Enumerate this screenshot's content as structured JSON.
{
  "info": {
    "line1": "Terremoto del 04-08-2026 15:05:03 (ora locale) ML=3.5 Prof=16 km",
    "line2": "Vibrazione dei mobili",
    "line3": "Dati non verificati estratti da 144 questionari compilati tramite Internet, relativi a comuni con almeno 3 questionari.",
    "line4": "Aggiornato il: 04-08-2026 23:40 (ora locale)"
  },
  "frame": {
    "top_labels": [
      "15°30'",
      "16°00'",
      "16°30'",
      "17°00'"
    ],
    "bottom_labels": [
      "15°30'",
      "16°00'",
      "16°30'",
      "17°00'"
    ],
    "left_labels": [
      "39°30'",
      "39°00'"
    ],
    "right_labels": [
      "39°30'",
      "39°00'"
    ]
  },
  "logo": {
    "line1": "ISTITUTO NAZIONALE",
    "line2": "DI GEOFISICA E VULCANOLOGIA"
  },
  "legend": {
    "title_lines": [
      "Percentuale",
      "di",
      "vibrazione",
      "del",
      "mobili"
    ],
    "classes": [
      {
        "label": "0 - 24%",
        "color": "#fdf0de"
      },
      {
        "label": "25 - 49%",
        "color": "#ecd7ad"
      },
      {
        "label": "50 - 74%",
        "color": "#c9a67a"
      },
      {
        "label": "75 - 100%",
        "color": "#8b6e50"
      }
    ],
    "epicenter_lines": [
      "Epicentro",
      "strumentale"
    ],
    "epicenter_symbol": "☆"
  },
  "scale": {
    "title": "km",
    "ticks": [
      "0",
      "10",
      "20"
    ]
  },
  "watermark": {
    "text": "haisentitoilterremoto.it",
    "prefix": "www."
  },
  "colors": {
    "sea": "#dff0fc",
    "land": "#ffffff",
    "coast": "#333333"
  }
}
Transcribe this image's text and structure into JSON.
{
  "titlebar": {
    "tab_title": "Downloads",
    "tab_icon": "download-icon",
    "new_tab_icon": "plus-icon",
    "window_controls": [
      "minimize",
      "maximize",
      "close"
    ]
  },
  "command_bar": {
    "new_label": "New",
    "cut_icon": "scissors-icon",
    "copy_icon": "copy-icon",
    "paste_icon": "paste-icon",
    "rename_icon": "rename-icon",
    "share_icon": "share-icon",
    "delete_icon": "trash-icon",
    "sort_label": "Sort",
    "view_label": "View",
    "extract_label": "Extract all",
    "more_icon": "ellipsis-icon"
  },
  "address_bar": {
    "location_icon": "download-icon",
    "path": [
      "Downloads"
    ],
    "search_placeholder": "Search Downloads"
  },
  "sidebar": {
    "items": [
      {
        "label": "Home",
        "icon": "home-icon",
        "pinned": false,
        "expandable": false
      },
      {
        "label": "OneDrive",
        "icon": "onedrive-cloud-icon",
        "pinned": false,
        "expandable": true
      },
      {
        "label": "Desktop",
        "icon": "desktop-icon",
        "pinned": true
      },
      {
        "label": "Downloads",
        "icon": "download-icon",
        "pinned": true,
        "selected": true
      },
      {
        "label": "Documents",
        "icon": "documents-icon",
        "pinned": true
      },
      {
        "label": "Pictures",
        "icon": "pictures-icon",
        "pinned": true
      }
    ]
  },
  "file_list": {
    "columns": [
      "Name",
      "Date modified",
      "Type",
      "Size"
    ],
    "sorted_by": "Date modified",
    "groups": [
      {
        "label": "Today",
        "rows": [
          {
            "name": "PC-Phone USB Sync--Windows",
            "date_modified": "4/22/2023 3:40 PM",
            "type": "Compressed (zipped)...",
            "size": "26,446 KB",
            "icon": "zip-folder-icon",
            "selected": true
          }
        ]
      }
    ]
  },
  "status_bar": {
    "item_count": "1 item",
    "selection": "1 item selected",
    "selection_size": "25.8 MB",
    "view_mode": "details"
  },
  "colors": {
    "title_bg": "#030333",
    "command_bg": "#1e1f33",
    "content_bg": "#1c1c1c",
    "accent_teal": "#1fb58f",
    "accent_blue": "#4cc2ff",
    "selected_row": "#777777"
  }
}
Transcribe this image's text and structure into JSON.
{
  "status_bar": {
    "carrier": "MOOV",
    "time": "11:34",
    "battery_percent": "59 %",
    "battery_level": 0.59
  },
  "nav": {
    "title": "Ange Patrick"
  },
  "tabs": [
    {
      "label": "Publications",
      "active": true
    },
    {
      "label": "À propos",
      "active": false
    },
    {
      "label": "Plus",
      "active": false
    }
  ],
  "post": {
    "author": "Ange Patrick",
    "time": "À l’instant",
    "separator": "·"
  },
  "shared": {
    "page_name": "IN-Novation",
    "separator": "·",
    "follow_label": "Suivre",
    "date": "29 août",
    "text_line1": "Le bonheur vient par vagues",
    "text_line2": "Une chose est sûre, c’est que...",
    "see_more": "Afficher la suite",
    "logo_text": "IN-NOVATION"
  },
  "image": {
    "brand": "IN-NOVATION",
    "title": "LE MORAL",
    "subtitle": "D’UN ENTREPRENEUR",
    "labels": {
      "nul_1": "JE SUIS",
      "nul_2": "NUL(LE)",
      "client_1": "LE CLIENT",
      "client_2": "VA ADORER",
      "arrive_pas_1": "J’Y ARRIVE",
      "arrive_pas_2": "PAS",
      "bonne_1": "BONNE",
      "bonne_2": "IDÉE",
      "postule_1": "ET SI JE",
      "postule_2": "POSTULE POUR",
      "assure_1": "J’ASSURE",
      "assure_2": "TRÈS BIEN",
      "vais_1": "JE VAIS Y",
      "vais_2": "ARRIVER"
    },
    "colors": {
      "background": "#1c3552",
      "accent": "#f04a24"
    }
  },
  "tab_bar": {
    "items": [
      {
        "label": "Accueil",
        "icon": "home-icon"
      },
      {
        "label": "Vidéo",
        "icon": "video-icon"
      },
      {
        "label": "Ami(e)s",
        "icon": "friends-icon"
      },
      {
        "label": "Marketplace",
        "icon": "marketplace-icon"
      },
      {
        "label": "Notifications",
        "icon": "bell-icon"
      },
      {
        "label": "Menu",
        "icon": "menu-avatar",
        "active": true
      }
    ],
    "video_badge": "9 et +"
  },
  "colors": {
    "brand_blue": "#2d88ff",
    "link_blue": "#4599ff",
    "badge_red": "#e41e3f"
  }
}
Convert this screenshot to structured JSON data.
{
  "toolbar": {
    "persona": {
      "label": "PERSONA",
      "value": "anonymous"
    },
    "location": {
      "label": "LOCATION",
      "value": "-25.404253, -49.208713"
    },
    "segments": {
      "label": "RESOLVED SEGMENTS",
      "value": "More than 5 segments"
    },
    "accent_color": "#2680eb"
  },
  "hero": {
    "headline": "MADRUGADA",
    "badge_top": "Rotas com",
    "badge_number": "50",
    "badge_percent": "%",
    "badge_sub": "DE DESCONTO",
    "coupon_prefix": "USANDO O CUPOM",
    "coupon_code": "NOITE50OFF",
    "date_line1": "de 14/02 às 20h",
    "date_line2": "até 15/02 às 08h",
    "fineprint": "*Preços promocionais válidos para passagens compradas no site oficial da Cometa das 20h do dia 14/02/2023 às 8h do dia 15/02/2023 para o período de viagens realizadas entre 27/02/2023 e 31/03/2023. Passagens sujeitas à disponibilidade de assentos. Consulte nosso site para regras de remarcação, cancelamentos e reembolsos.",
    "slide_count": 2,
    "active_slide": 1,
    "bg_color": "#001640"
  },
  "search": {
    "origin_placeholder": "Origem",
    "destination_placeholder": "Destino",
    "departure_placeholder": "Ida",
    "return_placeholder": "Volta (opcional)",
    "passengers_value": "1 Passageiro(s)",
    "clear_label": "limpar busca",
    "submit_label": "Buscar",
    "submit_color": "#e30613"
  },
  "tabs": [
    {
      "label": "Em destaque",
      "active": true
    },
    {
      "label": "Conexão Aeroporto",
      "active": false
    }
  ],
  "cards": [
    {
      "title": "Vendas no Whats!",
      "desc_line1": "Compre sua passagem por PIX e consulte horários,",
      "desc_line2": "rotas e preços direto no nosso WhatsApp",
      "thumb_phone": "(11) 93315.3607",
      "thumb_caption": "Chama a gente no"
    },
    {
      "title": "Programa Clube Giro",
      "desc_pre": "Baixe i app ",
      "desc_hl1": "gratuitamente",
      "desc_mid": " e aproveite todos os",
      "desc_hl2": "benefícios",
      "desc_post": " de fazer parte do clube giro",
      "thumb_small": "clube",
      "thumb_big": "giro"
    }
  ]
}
━━━━
SHORT TASK: Track down every line with the word "screenshot" and copy it.

ANSWER TO THIS PROBLEM:
Enumerate this screenshot's content as structured JSON.
Convert this screenshot to structured JSON data.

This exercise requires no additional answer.